__Text section__:
Akka Stream - Splitting flow into multiple Sources - scala

I have a TCP connection in Akka Stream that ends in a Sink. Right now all messages go into one Sink. I want to split the stream into an unknown number of Sinks given some function.
The use case is as follows, from the TCP connection I get en continuous stream of something like List[DeltaValue], now I want to create an actorSink for each DeltaValue.id so that i can continuously accumulate and implement behaviour for each DeltaValue.id. I find this to be a standard use case in stream processing but I'm not able to find a good example with Akka Stream.
This is what I have right now:
def connect(): ActorRef = tcpConnection
.//SOMEHOW SPLIT HERE and create a ReceiverActor for each message
.to(Sink.actorRef(system.actorOf(ReceiverActor.props(), ReceiverActor.name), akka.Done))
.run()
Update:
I now have this, not sure what to say about it, it does not feel super stable but it should work:
private def spawnActorOrSendMessage(m: ResponseMessage): Unit = {
implicit val timeout = Timeout(FiniteDuration(1, TimeUnit.SECONDS))

__Tasks and exercises__:
**A)** In the Akka Stream question, list every call written with parentheses in the definition of `connect()`, not counting `connect()` itself.
**B)** According to the Akka Stream question, what does the asker want to create for each `DeltaValue.id`?

__Raw data__:
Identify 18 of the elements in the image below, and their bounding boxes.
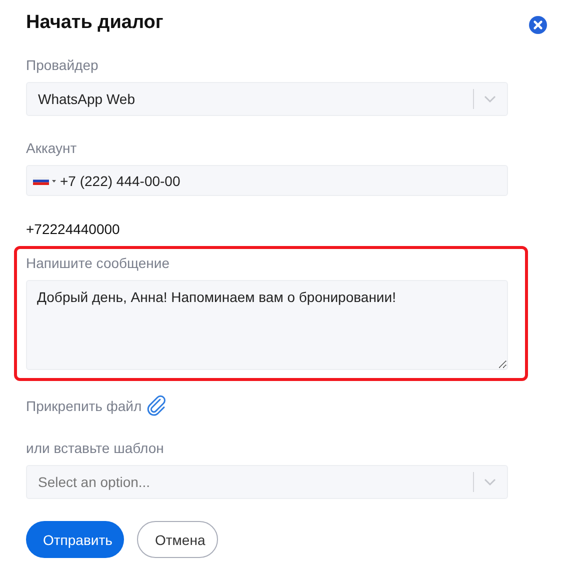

__Task-by-task results__:
**A)**
- `.to(...)`
- `Sink.actorRef(...)`
- `system.actorOf(...)`
- `ReceiverActor.props()`
- `.run()`

**B)** An actorSink, so that behavior for each `DeltaValue.id` can be continuously accumulated and implemented.